**DATASET EXTRACT**
-- Begin --
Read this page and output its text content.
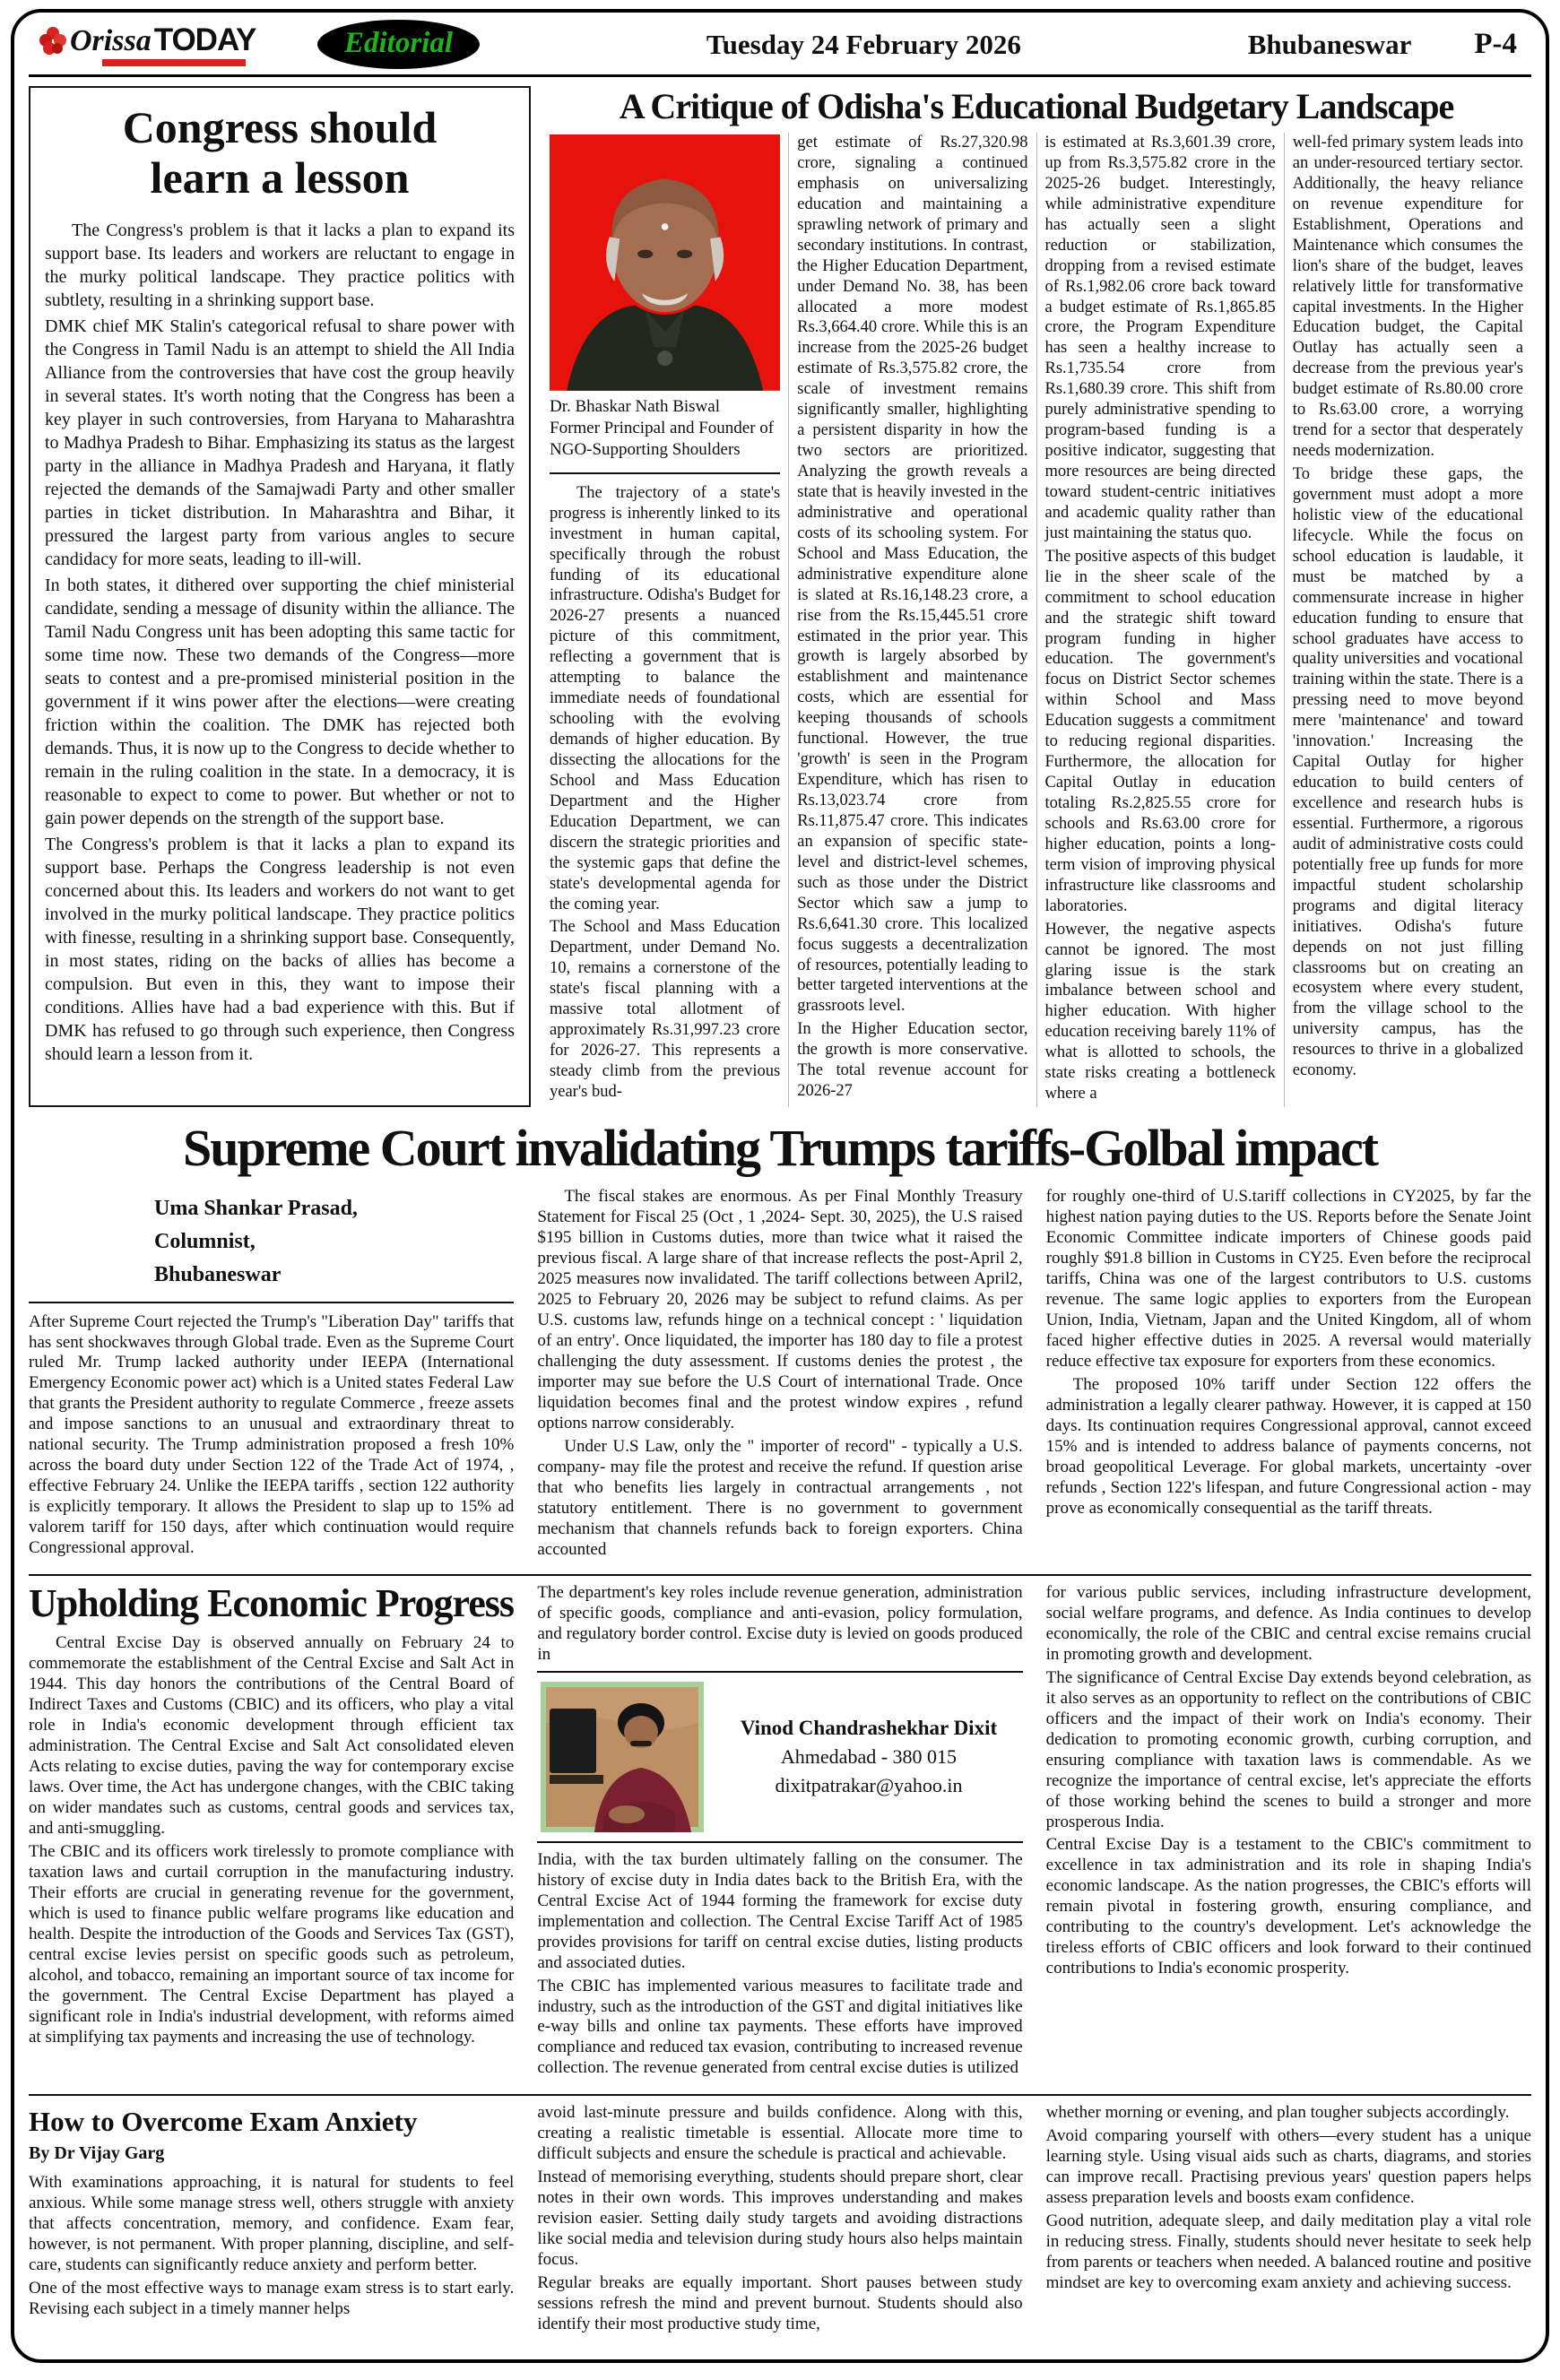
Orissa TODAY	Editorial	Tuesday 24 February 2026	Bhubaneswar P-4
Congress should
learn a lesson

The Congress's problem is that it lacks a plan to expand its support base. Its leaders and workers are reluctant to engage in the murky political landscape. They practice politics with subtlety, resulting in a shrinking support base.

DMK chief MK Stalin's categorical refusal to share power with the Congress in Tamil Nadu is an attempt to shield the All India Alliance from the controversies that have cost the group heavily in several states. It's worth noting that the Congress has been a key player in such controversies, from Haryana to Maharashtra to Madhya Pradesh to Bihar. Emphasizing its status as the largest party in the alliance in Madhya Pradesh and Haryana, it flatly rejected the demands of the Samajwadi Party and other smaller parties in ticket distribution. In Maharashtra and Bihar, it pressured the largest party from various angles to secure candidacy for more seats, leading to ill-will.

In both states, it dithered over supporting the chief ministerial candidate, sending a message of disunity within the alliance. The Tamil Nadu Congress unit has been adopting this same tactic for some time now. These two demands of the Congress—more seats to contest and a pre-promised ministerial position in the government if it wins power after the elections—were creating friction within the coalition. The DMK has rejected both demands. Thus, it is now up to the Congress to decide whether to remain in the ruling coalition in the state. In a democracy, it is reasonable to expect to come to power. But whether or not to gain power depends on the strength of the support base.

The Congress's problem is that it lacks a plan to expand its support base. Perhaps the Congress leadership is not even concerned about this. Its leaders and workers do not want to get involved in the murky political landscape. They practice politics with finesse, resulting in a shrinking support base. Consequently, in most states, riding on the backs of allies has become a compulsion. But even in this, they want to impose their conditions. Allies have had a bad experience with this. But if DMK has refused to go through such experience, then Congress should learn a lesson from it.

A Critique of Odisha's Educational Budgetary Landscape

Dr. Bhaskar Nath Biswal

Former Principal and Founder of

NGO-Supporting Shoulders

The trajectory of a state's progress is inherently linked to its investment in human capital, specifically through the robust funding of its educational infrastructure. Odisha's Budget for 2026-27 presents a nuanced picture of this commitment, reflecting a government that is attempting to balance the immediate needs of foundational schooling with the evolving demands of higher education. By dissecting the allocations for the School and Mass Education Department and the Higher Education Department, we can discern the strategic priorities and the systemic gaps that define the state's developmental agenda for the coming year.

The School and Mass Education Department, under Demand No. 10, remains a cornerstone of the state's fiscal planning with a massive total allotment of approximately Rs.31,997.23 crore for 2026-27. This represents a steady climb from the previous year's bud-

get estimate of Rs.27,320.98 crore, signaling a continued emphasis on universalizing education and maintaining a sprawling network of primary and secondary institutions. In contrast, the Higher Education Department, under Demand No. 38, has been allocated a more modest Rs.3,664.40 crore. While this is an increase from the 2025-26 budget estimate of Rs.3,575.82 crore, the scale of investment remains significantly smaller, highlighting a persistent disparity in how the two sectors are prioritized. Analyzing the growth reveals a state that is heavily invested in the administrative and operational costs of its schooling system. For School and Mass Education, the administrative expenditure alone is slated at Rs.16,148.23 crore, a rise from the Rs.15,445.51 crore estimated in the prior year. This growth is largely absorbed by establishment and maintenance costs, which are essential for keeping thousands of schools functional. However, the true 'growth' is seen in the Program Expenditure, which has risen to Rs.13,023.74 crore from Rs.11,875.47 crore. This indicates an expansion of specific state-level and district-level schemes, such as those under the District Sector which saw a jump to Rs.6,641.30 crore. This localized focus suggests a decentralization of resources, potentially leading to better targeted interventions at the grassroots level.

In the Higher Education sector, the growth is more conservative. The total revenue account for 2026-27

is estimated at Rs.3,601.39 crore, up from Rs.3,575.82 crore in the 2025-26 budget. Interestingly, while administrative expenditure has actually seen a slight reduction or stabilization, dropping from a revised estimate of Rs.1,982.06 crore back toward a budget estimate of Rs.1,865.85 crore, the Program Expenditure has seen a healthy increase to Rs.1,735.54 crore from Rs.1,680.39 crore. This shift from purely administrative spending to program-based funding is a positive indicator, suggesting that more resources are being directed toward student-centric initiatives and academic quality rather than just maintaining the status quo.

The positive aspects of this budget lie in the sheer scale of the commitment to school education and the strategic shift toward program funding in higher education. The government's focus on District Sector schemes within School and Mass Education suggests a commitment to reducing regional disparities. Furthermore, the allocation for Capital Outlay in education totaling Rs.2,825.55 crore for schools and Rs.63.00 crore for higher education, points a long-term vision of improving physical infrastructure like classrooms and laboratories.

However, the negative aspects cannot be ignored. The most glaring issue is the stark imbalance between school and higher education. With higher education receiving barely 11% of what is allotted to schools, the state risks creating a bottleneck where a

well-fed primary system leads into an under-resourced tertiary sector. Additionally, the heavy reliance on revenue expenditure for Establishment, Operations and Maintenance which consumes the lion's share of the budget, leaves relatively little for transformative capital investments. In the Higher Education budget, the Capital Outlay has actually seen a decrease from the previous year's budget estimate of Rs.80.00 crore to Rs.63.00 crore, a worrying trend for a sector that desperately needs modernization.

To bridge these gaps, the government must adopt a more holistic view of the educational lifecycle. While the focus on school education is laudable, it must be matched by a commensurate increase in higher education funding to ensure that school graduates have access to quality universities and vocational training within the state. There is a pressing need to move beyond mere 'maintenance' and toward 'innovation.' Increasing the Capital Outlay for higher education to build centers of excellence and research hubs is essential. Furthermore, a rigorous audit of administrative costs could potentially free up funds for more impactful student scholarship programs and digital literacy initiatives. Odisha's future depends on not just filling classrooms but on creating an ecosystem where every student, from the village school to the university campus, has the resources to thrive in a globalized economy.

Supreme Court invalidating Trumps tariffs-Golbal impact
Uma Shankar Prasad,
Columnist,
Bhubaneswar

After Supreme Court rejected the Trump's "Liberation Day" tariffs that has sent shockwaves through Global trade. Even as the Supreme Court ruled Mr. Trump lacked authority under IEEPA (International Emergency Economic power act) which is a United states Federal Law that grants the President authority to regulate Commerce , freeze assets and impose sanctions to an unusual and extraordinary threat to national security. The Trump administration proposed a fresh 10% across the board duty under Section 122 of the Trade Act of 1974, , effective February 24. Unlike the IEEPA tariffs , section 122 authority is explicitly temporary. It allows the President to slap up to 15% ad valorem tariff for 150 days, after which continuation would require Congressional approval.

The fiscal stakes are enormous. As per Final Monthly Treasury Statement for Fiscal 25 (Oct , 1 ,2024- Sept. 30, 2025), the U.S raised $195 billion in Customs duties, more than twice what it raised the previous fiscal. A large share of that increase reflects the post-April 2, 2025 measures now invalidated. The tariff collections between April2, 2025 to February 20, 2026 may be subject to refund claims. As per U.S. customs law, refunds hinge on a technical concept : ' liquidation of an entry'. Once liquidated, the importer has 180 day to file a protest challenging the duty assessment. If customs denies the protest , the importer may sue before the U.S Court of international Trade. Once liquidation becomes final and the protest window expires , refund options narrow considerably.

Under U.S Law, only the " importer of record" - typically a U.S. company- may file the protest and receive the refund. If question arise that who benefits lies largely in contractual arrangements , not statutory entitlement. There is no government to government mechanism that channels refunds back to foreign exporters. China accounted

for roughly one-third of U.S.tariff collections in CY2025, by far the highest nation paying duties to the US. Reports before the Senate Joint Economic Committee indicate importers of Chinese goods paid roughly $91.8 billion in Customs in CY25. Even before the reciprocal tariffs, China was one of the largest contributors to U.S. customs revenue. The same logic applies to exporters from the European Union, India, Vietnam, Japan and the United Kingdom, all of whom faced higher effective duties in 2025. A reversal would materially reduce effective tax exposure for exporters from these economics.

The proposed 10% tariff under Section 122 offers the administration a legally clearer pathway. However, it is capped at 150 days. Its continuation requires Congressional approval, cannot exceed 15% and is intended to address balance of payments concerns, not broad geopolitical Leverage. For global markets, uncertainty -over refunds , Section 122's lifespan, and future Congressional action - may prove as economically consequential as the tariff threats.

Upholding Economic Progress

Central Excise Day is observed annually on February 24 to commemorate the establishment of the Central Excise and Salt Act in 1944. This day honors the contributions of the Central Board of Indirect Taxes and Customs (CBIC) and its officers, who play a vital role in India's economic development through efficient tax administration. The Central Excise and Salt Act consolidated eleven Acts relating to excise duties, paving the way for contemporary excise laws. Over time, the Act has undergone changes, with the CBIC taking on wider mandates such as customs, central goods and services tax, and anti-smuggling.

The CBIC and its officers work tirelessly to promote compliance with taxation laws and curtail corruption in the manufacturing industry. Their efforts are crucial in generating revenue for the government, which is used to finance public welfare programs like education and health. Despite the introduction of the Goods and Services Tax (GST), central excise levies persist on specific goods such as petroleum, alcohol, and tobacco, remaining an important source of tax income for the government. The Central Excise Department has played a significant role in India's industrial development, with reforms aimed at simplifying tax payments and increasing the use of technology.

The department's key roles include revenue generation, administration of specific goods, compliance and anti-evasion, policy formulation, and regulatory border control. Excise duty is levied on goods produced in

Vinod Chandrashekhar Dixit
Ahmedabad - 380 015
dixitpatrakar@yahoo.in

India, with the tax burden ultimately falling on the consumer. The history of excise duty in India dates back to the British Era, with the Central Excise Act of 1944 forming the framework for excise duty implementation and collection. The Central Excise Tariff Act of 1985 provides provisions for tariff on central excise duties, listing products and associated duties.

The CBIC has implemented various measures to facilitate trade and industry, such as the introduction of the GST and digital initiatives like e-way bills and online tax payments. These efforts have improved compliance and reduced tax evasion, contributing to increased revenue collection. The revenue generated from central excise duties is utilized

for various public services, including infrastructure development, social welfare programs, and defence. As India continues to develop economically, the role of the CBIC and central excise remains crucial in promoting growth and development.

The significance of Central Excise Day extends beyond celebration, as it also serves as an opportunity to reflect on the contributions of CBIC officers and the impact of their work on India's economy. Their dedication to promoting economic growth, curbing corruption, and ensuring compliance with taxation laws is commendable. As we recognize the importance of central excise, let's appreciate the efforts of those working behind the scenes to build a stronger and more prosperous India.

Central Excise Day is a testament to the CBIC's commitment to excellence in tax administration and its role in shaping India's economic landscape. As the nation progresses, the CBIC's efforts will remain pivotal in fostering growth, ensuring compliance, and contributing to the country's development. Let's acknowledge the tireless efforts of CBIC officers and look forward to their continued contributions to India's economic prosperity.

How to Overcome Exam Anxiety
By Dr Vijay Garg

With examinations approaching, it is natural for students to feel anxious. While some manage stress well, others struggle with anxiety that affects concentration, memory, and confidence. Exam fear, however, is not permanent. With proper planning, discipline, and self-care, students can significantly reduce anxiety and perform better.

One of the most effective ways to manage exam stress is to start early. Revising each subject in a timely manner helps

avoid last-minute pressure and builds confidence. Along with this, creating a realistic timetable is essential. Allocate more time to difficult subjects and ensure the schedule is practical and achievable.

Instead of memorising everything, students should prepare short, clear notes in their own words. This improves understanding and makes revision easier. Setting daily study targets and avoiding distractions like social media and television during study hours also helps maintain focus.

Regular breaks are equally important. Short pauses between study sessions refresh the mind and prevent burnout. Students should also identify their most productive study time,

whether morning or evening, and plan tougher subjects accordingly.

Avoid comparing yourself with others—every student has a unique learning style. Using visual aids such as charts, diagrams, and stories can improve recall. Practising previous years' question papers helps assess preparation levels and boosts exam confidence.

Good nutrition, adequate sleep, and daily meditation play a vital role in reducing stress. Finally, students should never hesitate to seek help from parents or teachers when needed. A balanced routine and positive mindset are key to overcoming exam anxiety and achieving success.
-- End --
**CHALLENGE**
Find every line that holds "than" and copy it.

**SOLUTION**
is estimated at Rs.3,601.39 crore, up from Rs.3,575.82 crore in the 2025-26 budget. Interestingly, while administrative expenditure has actually seen a slight reduction or stabilization, dropping from a revised estimate of Rs.1,982.06 crore back toward a budget estimate of Rs.1,865.85 crore, the Program Expenditure has seen a healthy increase to Rs.1,735.54 crore from Rs.1,680.39 crore. This shift from purely administrative spending to program-based funding is a positive indicator, suggesting that more resources are being directed toward student-centric initiatives and academic quality rather than just maintaining the status quo.
The fiscal stakes are enormous. As per Final Monthly Treasury Statement for Fiscal 25 (Oct , 1 ,2024- Sept. 30, 2025), the U.S raised $195 billion in Customs duties, more than twice what it raised the previous fiscal. A large share of that increase reflects the post-April 2, 2025 measures now invalidated. The tariff collections between April2, 2025 to February 20, 2026 may be subject to refund claims. As per U.S. customs law, refunds hinge on a technical concept : ' liquidation of an entry'. Once liquidated, the importer has 180 day to file a protest challenging the duty assessment. If customs denies the protest , the importer may sue before the U.S Court of international Trade. Once liquidation becomes final and the protest window expires , refund options narrow considerably.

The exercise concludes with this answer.